> [SET PROBLEM]:
The data below should be restated word for word, with every picture omitted.

****

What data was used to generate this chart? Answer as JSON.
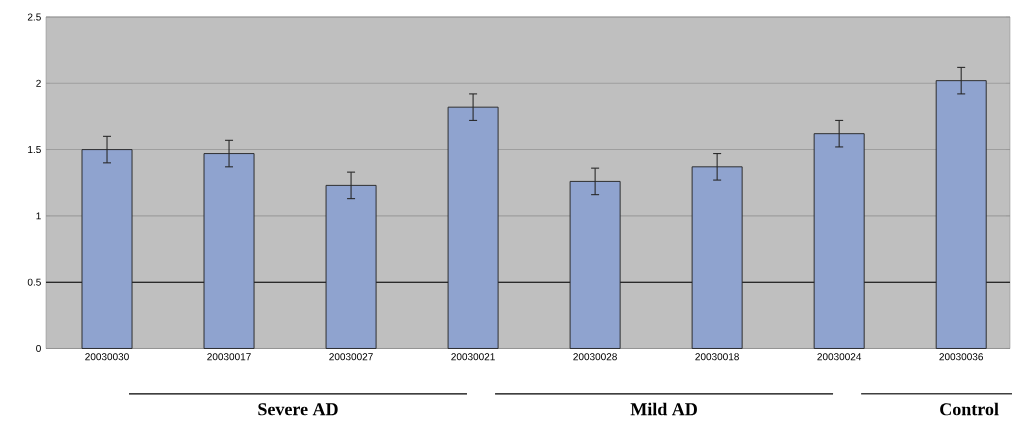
{
  "chart_data": {
    "type": "bar",
    "categories": [
      "20030030",
      "20030017",
      "20030027",
      "20030021",
      "20030028",
      "20030018",
      "20030024",
      "20030036"
    ],
    "values": [
      1.5,
      1.47,
      1.23,
      1.82,
      1.26,
      1.37,
      1.62,
      2.02
    ],
    "errors": [
      0.1,
      0.1,
      0.1,
      0.1,
      0.1,
      0.1,
      0.1,
      0.1
    ],
    "color": "#8fa3cf",
    "ylim": [
      0,
      2.5
    ],
    "yticks": [
      0,
      0.5,
      1,
      1.5,
      2,
      2.5
    ],
    "grid": "y",
    "ref_lines": [
      {
        "axis": "y",
        "value": 0.5,
        "color": "#000000"
      }
    ],
    "annotations": [
      "Severe AD",
      "Mild AD",
      "Control"
    ]
  }
}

****

> [EXERCISE RESPONSE]:
What data was used to generate this chart? Answer as JSON.
{
  "chart_data": {
    "type": "bar",
    "categories": [
      "20030030",
      "20030017",
      "20030027",
      "20030021",
      "20030028",
      "20030018",
      "20030024",
      "20030036"
    ],
    "values": [
      1.5,
      1.47,
      1.23,
      1.82,
      1.26,
      1.37,
      1.62,
      2.02
    ],
    "errors": [
      0.1,
      0.1,
      0.1,
      0.1,
      0.1,
      0.1,
      0.1,
      0.1
    ],
    "color": "#8fa3cf",
    "ylim": [
      0,
      2.5
    ],
    "yticks": [
      0,
      0.5,
      1,
      1.5,
      2,
      2.5
    ],
    "grid": "y",
    "ref_lines": [
      {
        "axis": "y",
        "value": 0.5,
        "color": "#000000"
      }
    ],
    "annotations": [
      "Severe AD",
      "Mild AD",
      "Control"
    ]
  }
}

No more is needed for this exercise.